## START DATA TO USE

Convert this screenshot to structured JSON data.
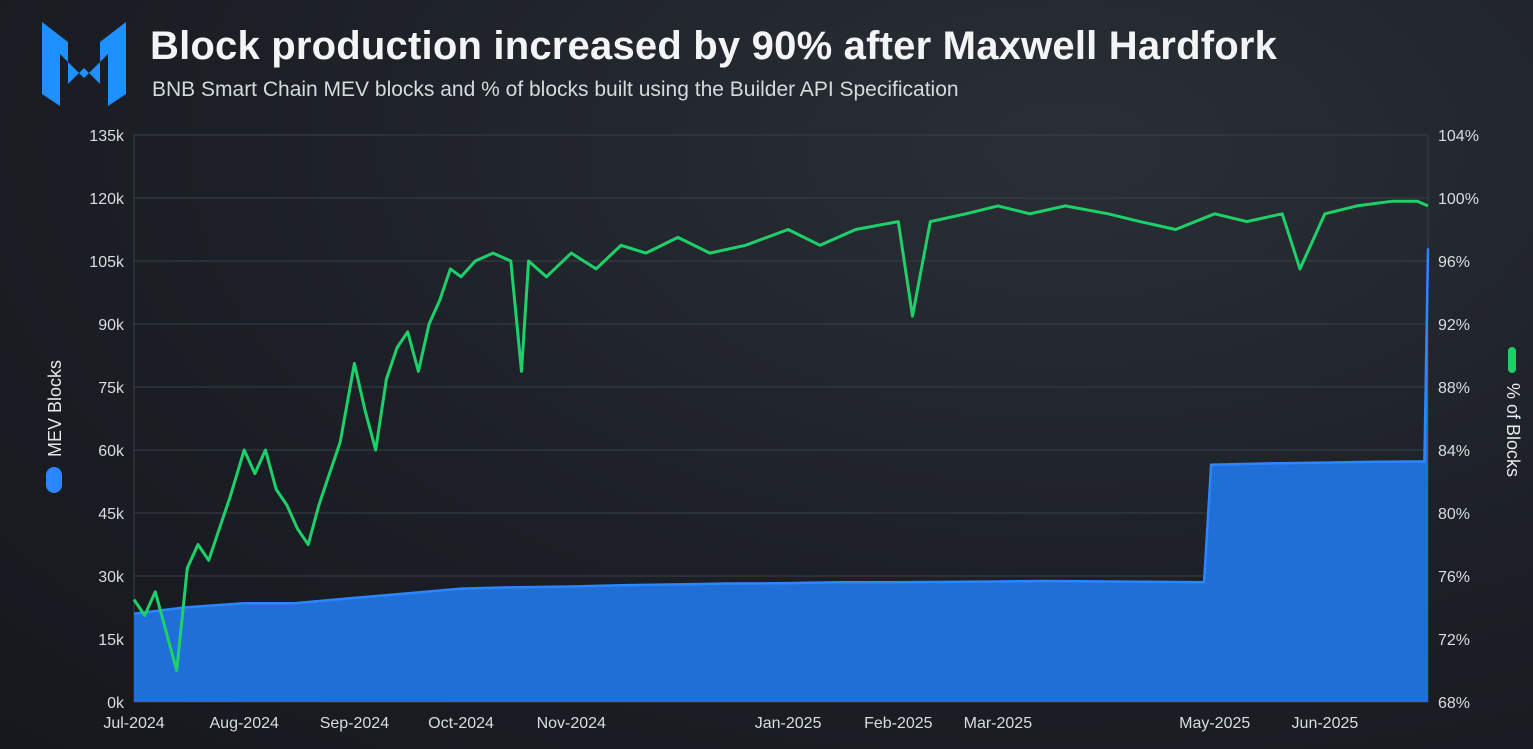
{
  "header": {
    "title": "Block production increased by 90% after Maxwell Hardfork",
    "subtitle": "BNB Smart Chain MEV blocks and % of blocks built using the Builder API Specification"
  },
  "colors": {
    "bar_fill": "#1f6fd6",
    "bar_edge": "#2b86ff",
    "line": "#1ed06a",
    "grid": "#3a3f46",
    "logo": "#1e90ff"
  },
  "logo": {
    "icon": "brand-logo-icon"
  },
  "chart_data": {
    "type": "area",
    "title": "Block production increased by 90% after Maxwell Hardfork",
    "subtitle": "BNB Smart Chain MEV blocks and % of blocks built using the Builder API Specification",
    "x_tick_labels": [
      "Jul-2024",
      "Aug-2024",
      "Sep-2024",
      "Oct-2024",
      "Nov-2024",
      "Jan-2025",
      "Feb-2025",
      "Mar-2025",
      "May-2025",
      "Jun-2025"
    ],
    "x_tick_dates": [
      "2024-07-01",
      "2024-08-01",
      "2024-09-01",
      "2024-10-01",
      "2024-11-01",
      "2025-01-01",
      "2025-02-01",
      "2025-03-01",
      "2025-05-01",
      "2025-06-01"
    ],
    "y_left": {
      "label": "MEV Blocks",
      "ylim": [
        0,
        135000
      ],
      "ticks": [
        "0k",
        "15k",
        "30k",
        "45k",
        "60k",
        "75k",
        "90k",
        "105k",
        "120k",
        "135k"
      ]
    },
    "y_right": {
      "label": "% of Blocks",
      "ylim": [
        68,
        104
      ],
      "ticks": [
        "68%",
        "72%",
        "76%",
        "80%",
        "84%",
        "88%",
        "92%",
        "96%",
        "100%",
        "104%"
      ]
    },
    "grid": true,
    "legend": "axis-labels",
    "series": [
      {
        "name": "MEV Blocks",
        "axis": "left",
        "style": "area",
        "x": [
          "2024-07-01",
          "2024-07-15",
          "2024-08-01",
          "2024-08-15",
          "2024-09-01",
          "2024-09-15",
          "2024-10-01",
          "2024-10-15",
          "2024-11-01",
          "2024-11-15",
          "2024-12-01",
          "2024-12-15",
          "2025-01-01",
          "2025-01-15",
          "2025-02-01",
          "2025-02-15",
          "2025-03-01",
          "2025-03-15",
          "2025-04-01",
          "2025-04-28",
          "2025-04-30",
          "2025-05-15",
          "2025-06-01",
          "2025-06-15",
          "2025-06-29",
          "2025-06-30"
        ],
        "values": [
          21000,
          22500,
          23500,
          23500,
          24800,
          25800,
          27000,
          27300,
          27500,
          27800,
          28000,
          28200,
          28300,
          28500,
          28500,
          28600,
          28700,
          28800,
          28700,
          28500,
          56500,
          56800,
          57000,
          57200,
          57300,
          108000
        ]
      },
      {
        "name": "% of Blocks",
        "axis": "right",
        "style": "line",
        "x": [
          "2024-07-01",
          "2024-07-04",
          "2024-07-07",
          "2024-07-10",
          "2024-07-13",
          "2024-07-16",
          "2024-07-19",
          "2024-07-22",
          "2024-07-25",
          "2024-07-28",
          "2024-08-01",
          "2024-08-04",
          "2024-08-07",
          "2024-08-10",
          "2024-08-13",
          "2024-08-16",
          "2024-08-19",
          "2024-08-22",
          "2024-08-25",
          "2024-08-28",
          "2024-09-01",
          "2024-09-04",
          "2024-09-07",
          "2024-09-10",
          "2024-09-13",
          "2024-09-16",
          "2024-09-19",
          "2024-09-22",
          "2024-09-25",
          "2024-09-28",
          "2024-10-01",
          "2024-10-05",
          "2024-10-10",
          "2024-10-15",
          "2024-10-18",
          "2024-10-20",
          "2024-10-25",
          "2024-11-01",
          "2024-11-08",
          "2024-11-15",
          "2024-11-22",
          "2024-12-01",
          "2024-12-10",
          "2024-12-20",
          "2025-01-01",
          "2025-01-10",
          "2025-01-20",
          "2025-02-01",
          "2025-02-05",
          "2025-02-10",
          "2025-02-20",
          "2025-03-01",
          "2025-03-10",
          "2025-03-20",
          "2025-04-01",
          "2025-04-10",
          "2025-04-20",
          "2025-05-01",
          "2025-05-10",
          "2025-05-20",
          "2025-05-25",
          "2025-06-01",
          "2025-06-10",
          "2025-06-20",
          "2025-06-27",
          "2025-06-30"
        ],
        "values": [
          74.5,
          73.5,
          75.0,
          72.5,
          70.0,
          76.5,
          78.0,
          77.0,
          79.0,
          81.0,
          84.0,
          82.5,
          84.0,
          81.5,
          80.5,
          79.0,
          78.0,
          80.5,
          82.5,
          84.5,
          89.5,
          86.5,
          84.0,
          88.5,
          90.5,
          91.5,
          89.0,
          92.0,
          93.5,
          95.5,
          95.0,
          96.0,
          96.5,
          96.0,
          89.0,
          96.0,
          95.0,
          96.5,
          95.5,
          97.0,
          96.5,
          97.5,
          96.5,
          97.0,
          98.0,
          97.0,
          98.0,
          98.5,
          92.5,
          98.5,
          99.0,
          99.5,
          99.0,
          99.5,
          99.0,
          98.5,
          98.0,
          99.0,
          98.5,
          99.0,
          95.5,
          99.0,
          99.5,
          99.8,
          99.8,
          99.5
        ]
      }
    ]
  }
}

## END DATA TO USE

YOUR GOAL: Return each line in the records that holds the string "logo".

ANSWER TO THE TASK:
    "logo": "#1e90ff"
  "logo": {
    "icon": "brand-logo-icon"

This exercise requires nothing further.